List each line holding the string "move".

----------------------------------------

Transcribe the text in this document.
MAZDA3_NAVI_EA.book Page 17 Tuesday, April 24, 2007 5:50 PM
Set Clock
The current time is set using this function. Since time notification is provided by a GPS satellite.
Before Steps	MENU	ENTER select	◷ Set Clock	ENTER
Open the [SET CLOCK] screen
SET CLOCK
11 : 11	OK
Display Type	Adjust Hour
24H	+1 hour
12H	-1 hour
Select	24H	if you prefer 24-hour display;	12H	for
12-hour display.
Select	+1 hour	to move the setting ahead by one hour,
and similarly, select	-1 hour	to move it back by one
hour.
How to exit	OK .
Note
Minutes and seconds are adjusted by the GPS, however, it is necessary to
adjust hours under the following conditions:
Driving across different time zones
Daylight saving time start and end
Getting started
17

----------------------------------------

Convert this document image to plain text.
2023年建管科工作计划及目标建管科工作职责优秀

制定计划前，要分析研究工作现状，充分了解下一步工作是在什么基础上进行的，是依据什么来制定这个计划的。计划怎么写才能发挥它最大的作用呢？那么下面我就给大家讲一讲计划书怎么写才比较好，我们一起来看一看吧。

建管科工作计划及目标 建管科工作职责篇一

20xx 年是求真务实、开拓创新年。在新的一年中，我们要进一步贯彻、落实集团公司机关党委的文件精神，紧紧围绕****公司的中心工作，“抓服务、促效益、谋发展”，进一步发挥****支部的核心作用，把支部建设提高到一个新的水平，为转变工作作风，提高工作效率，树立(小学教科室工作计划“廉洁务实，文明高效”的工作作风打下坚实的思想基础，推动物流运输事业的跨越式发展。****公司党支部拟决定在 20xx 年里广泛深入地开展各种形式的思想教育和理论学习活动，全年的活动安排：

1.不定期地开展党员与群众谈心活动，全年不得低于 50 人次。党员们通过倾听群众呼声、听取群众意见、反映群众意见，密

----------------------------------------

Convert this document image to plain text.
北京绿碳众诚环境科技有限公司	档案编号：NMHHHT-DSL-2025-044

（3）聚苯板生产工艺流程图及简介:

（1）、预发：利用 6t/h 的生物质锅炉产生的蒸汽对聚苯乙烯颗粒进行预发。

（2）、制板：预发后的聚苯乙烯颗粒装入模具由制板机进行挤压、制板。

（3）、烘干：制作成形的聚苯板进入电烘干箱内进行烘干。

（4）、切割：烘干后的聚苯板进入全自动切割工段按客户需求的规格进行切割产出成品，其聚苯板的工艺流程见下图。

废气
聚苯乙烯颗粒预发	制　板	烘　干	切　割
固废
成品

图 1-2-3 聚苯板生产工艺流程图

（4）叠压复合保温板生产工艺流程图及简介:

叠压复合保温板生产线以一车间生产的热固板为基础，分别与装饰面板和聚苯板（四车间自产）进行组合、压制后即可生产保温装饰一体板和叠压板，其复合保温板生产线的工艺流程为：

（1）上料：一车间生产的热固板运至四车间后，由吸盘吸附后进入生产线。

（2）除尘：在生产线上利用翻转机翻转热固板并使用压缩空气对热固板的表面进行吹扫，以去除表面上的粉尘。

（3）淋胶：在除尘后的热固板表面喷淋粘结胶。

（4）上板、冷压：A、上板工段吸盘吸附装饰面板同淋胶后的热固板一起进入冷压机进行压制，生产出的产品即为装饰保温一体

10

----------------------------------------

• **ANSWER FOR THIS EXERCISE**:
Select	+1 hour	to move the setting ahead by one hour,
and similarly, select	-1 hour	to move it back by one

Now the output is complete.